[Layout coordinate data]
*****

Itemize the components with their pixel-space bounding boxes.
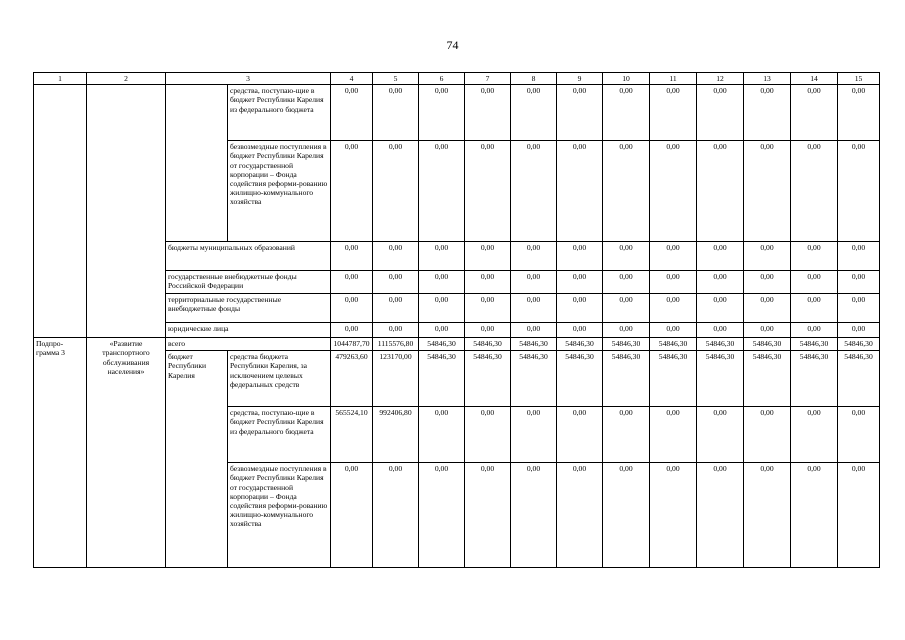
value-cell: 0,00 — [419, 242, 465, 271]
value-cell: 0,00 — [650, 463, 697, 568]
table-row — [34, 85, 880, 141]
value-cell: 0,00 — [744, 85, 791, 141]
value-cell: 0,00 — [511, 85, 557, 141]
empty-cell — [87, 85, 166, 338]
value-cell: 0,00 — [697, 85, 744, 141]
value-cell: 0,00 — [419, 294, 465, 323]
value-cell: 0,00 — [650, 141, 697, 242]
value-cell: 0,00 — [373, 85, 419, 141]
value-cell: 0,00 — [697, 271, 744, 294]
value-cell: 54846,30 — [419, 351, 465, 407]
value-cell: 1115576,80 — [373, 338, 419, 351]
row-label: средства, поступаю-щие в бюджет Республики Карелия из федерального бюджета — [228, 407, 331, 463]
value-cell: 0,00 — [465, 242, 511, 271]
value-cell: 0,00 — [791, 463, 838, 568]
value-cell: 0,00 — [838, 323, 880, 338]
empty-cell — [34, 85, 87, 338]
value-cell: 0,00 — [465, 407, 511, 463]
value-cell: 0,00 — [697, 463, 744, 568]
value-cell: 54846,30 — [744, 338, 791, 351]
empty-cell — [166, 85, 228, 242]
value-cell: 54846,30 — [838, 351, 880, 407]
value-cell: 0,00 — [838, 141, 880, 242]
value-cell: 0,00 — [791, 271, 838, 294]
value-cell: 0,00 — [465, 141, 511, 242]
value-cell: 0,00 — [373, 463, 419, 568]
value-cell: 54846,30 — [697, 351, 744, 407]
row-label: безвозмездные поступления в бюджет Республики Карелия от государственной корпорации – Фонда содействия реформи-рованию жилищно-коммунального хозяйства — [228, 141, 331, 242]
value-cell: 0,00 — [465, 323, 511, 338]
value-cell: 54846,30 — [557, 338, 603, 351]
header-cell: 12 — [697, 73, 744, 85]
value-cell: 0,00 — [419, 407, 465, 463]
value-cell: 0,00 — [603, 141, 650, 242]
value-cell: 123170,00 — [373, 351, 419, 407]
value-cell: 0,00 — [791, 407, 838, 463]
header-cell: 2 — [87, 73, 166, 85]
row-label: безвозмездные поступления в бюджет Республики Карелия от государственной корпорации – Фонда содействия реформи-рованию жилищно-коммунального хозяйства — [228, 463, 331, 568]
value-cell: 0,00 — [650, 407, 697, 463]
table-header-row — [34, 73, 880, 85]
value-cell: 0,00 — [650, 242, 697, 271]
value-cell: 0,00 — [650, 294, 697, 323]
value-cell: 479263,60 — [331, 351, 373, 407]
value-cell: 0,00 — [419, 141, 465, 242]
value-cell: 0,00 — [697, 407, 744, 463]
header-cell: 3 — [166, 73, 331, 85]
value-cell: 0,00 — [465, 271, 511, 294]
value-cell: 0,00 — [557, 141, 603, 242]
value-cell: 0,00 — [838, 407, 880, 463]
value-cell: 54846,30 — [465, 351, 511, 407]
value-cell: 54846,30 — [603, 338, 650, 351]
value-cell: 0,00 — [603, 407, 650, 463]
value-cell: 0,00 — [744, 323, 791, 338]
value-cell: 54846,30 — [650, 351, 697, 407]
value-cell: 0,00 — [697, 141, 744, 242]
row-label: государственные внебюджетные фонды Российской Федерации — [166, 271, 331, 294]
value-cell: 54846,30 — [511, 338, 557, 351]
value-cell: 0,00 — [511, 141, 557, 242]
value-cell: 0,00 — [511, 242, 557, 271]
value-cell: 0,00 — [697, 242, 744, 271]
value-cell: 54846,30 — [511, 351, 557, 407]
value-cell: 0,00 — [838, 271, 880, 294]
value-cell: 0,00 — [603, 271, 650, 294]
value-cell: 0,00 — [373, 242, 419, 271]
value-cell: 565524,10 — [331, 407, 373, 463]
value-cell: 54846,30 — [791, 351, 838, 407]
value-cell: 0,00 — [511, 271, 557, 294]
value-cell: 0,00 — [331, 463, 373, 568]
value-cell: 0,00 — [465, 294, 511, 323]
value-cell: 0,00 — [557, 85, 603, 141]
row-label: средства бюджета Республики Карелия, за исключением целевых федеральных средств — [228, 351, 331, 407]
value-cell: 0,00 — [744, 294, 791, 323]
value-cell: 0,00 — [697, 294, 744, 323]
value-cell: 0,00 — [603, 463, 650, 568]
value-cell: 0,00 — [791, 323, 838, 338]
header-cell: 9 — [557, 73, 603, 85]
value-cell: 0,00 — [650, 85, 697, 141]
value-cell: 0,00 — [744, 407, 791, 463]
value-cell: 54846,30 — [744, 351, 791, 407]
value-cell: 992406,80 — [373, 407, 419, 463]
value-cell: 0,00 — [603, 294, 650, 323]
value-cell: 0,00 — [791, 294, 838, 323]
row-label: территориальные государственные внебюджетные фонды — [166, 294, 331, 323]
value-cell: 0,00 — [838, 85, 880, 141]
subprogram-number: Подпро-грамма 3 — [34, 338, 87, 568]
value-cell: 0,00 — [744, 463, 791, 568]
value-cell: 54846,30 — [419, 338, 465, 351]
value-cell: 54846,30 — [650, 338, 697, 351]
value-cell: 0,00 — [744, 141, 791, 242]
value-cell: 0,00 — [557, 407, 603, 463]
value-cell: 0,00 — [838, 242, 880, 271]
value-cell: 0,00 — [465, 463, 511, 568]
header-cell: 1 — [34, 73, 87, 85]
page-number: 74 — [446, 38, 459, 52]
value-cell: 0,00 — [744, 242, 791, 271]
header-cell: 14 — [791, 73, 838, 85]
row-label: юридические лица — [166, 323, 331, 338]
header-cell: 10 — [603, 73, 650, 85]
value-cell: 54846,30 — [791, 338, 838, 351]
value-cell: 0,00 — [511, 407, 557, 463]
value-cell: 0,00 — [838, 294, 880, 323]
value-cell: 0,00 — [557, 463, 603, 568]
header-cell: 13 — [744, 73, 791, 85]
value-cell: 0,00 — [557, 271, 603, 294]
value-cell: 0,00 — [331, 242, 373, 271]
value-cell: 1044787,70 — [331, 338, 373, 351]
value-cell: 54846,30 — [838, 338, 880, 351]
value-cell: 0,00 — [511, 294, 557, 323]
value-cell: 0,00 — [791, 141, 838, 242]
value-cell: 0,00 — [511, 463, 557, 568]
row-label: бюджеты муниципальных образований — [166, 242, 331, 271]
value-cell: 0,00 — [373, 294, 419, 323]
value-cell: 54846,30 — [557, 351, 603, 407]
value-cell: 0,00 — [419, 463, 465, 568]
value-cell: 0,00 — [419, 271, 465, 294]
row-label: всего — [166, 338, 331, 351]
header-cell: 5 — [373, 73, 419, 85]
value-cell: 0,00 — [373, 271, 419, 294]
header-cell: 7 — [465, 73, 511, 85]
subprogram-title: «Развитие транспортного обслуживания населения» — [87, 338, 166, 568]
value-cell: 0,00 — [419, 85, 465, 141]
value-cell: 0,00 — [373, 323, 419, 338]
table-row — [34, 338, 880, 351]
value-cell: 0,00 — [331, 141, 373, 242]
value-cell: 0,00 — [331, 271, 373, 294]
value-cell: 0,00 — [511, 323, 557, 338]
header-cell: 6 — [419, 73, 465, 85]
value-cell: 0,00 — [603, 323, 650, 338]
value-cell: 0,00 — [744, 271, 791, 294]
value-cell: 54846,30 — [603, 351, 650, 407]
value-cell: 0,00 — [557, 323, 603, 338]
value-cell: 0,00 — [557, 242, 603, 271]
header-cell: 8 — [511, 73, 557, 85]
value-cell: 0,00 — [838, 463, 880, 568]
value-cell: 0,00 — [650, 323, 697, 338]
value-cell: 0,00 — [791, 242, 838, 271]
value-cell: 0,00 — [650, 271, 697, 294]
header-cell: 15 — [838, 73, 880, 85]
budget-table — [33, 72, 880, 568]
value-cell: 0,00 — [697, 323, 744, 338]
value-cell: 0,00 — [419, 323, 465, 338]
value-cell: 0,00 — [465, 85, 511, 141]
group-label: бюджет Республики Карелия — [166, 351, 228, 568]
value-cell: 0,00 — [331, 85, 373, 141]
value-cell: 0,00 — [331, 294, 373, 323]
value-cell: 0,00 — [791, 85, 838, 141]
value-cell: 0,00 — [557, 294, 603, 323]
value-cell: 0,00 — [373, 141, 419, 242]
value-cell: 0,00 — [603, 242, 650, 271]
value-cell: 0,00 — [603, 85, 650, 141]
header-cell: 11 — [650, 73, 697, 85]
value-cell: 54846,30 — [697, 338, 744, 351]
row-label: средства, поступаю-щие в бюджет Республики Карелия из федерального бюджета — [228, 85, 331, 141]
header-cell: 4 — [331, 73, 373, 85]
value-cell: 0,00 — [331, 323, 373, 338]
value-cell: 54846,30 — [465, 338, 511, 351]
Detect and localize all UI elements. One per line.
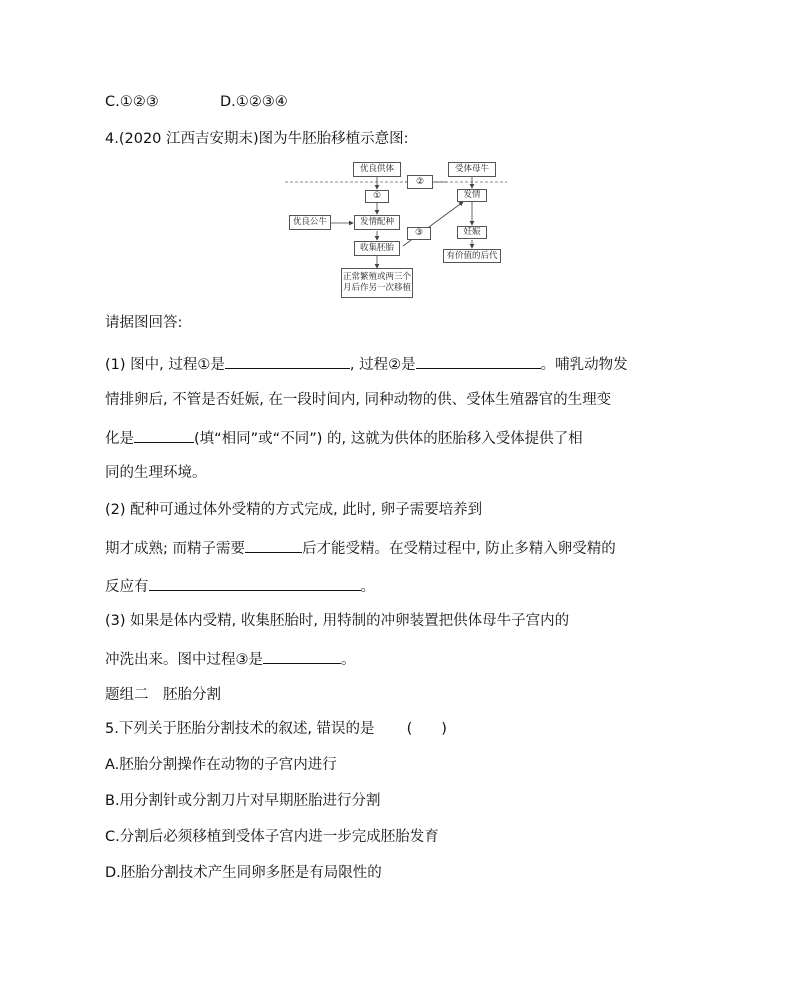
blank-same-different[interactable] <box>134 427 194 443</box>
question-source: (2020 江西吉安期末) <box>118 131 259 147</box>
q5-option-b[interactable]: B.用分割针或分割刀片对早期胚胎进行分割 <box>105 793 381 809</box>
collect-embryo-box: 收集胚胎 <box>354 241 400 256</box>
part-2-line-2: 期才成熟; 而精子需要 后才能受精。在受精过程中, 防止多精入卵受精的 <box>105 537 616 559</box>
step-1-box: ① <box>365 190 389 203</box>
blank-sperm-capacitation[interactable] <box>245 537 302 553</box>
part-1-line-1: (1) 图中, 过程①是 , 过程②是 。哺乳动物发 <box>105 353 628 375</box>
question-5-stem: 5.下列关于胚胎分割技术的叙述, 错误的是 ( ) <box>105 721 447 737</box>
option-c: C.①②③ <box>105 94 159 110</box>
options-row-top <box>105 92 288 112</box>
normal-breeding-line-2: 月后作另一次移植 <box>342 283 411 293</box>
blank-process-1[interactable] <box>225 353 350 369</box>
q5-option-d[interactable]: D.胚胎分割技术产生同卵多胚是有局限性的 <box>105 865 382 881</box>
embryo-transfer-diagram <box>285 160 507 305</box>
recipient-box: 受体母牛 <box>448 162 496 177</box>
estrus-box: 发情 <box>457 189 487 202</box>
question-number: 4. <box>105 131 119 147</box>
answer-paren[interactable]: ( ) <box>406 721 447 737</box>
question-title: 图为牛胚胎移植示意图: <box>258 131 409 147</box>
blank-polyspermy-block[interactable] <box>149 575 361 591</box>
normal-breeding-box <box>341 268 413 298</box>
step-2-box: ② <box>407 175 433 189</box>
offspring-box: 有价值的后代 <box>443 249 501 263</box>
part-1-line-3: 化是 (填“相同”或“不同”) 的, 这就为供体的胚胎移入受体提供了相 <box>105 427 583 449</box>
blank-process-2[interactable] <box>416 353 541 369</box>
donor-box: 优良供体 <box>353 162 401 177</box>
mating-box: 发情配种 <box>354 215 400 230</box>
option-d: D.①②③④ <box>219 94 288 110</box>
step-3-box: ③ <box>407 227 431 240</box>
q5-option-c[interactable]: C.分割后必须移植到受体子宫内进一步完成胚胎发育 <box>105 829 439 845</box>
part-2-line-3: 反应有 。 <box>105 575 375 597</box>
part-1-line-2: 情排卵后, 不管是否妊娠, 在一段时间内, 同种动物的供、受体生殖器官的生理变 <box>105 392 612 408</box>
group-2-heading: 题组二 胚胎分割 <box>105 687 221 703</box>
sire-box: 优良公牛 <box>289 215 331 230</box>
blank-process-3[interactable] <box>263 648 341 664</box>
part-3-line-2: 冲洗出来。图中过程③是 。 <box>105 648 356 670</box>
pregnancy-box: 妊娠 <box>457 226 487 239</box>
part-3-line-1: (3) 如果是体内受精, 收集胚胎时, 用特制的冲卵装置把供体母牛子宫内的 <box>105 613 570 629</box>
part-2-line-1: (2) 配种可通过体外受精的方式完成, 此时, 卵子需要培养到 <box>105 502 483 518</box>
part-1-line-4: 同的生理环境。 <box>105 465 207 481</box>
q5-option-a[interactable]: A.胚胎分割操作在动物的子宫内进行 <box>105 757 337 773</box>
answer-prompt: 请据图回答: <box>105 315 183 331</box>
question-4-heading <box>105 129 409 149</box>
normal-breeding-line-1: 正常繁殖或两三个 <box>342 272 411 282</box>
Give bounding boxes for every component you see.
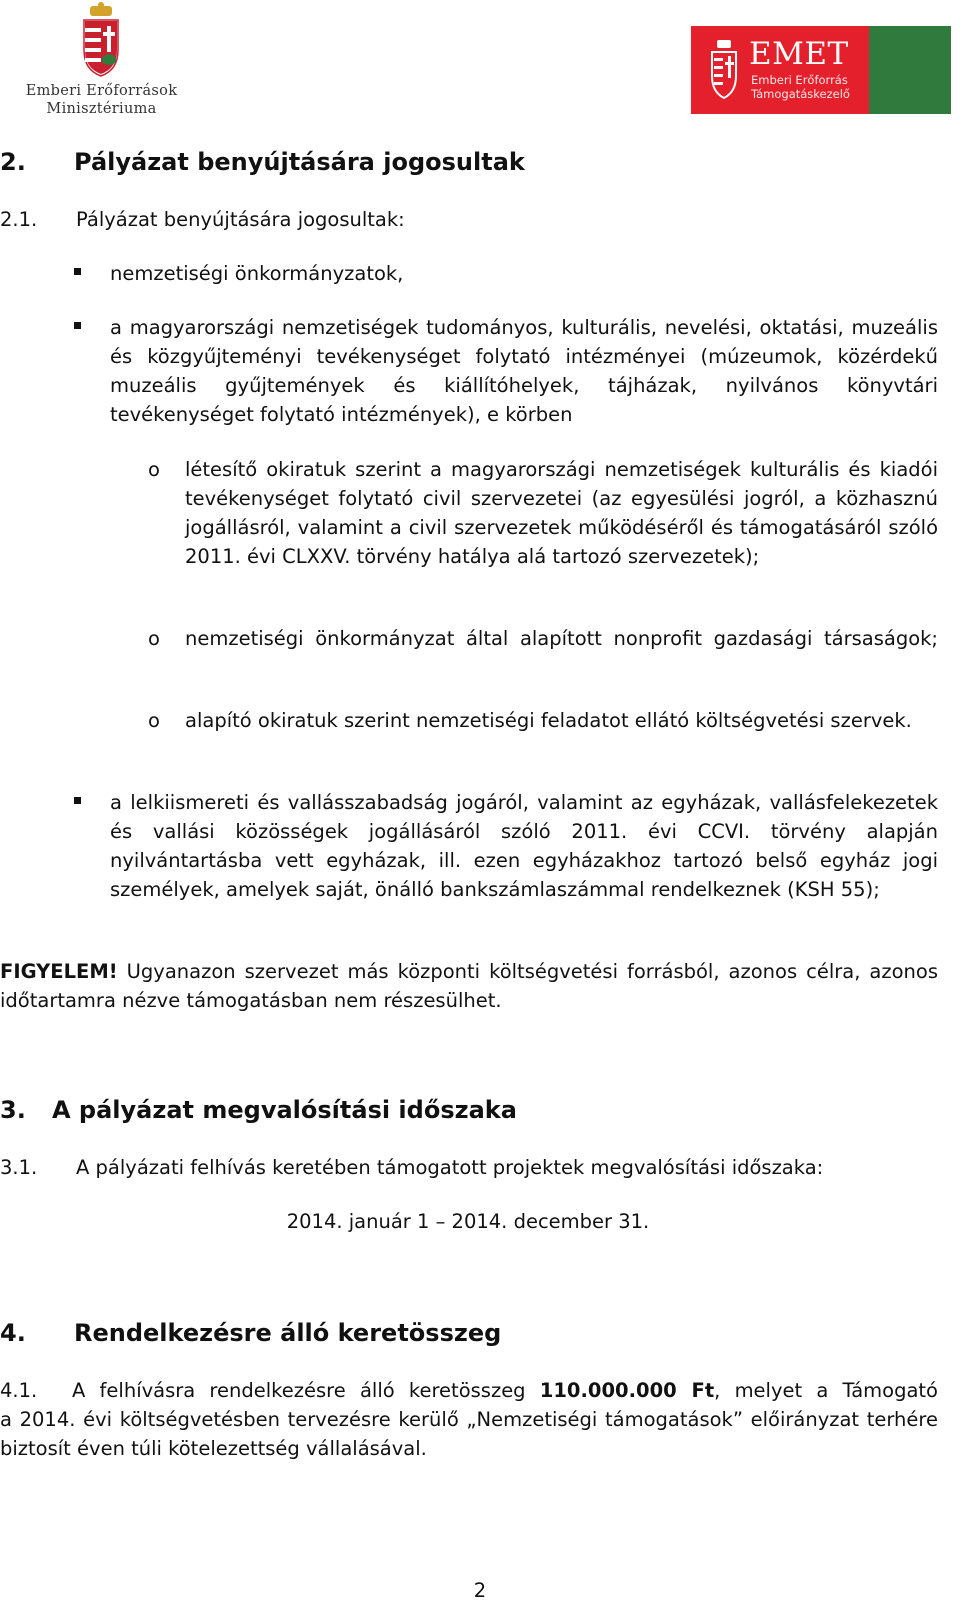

*****

## Problem
Reproduce verbatim the part of the material that begins with the line containing "value-cell: 0,00 — [419, 242, 465, 271]" and ends with the line containing "value-cell: 1115576,80 — [373, 338, 419, 351]", including both of those lines.

## Task output
value-cell: 0,00 — [419, 242, 465, 271]
value-cell: 0,00 — [650, 463, 697, 568]
table-row — [34, 85, 880, 141]
value-cell: 0,00 — [744, 85, 791, 141]
value-cell: 0,00 — [511, 85, 557, 141]
empty-cell — [87, 85, 166, 338]
value-cell: 0,00 — [697, 85, 744, 141]
value-cell: 0,00 — [419, 294, 465, 323]
value-cell: 0,00 — [650, 141, 697, 242]
value-cell: 0,00 — [373, 85, 419, 141]
value-cell: 0,00 — [697, 271, 744, 294]
value-cell: 54846,30 — [419, 351, 465, 407]
value-cell: 1115576,80 — [373, 338, 419, 351]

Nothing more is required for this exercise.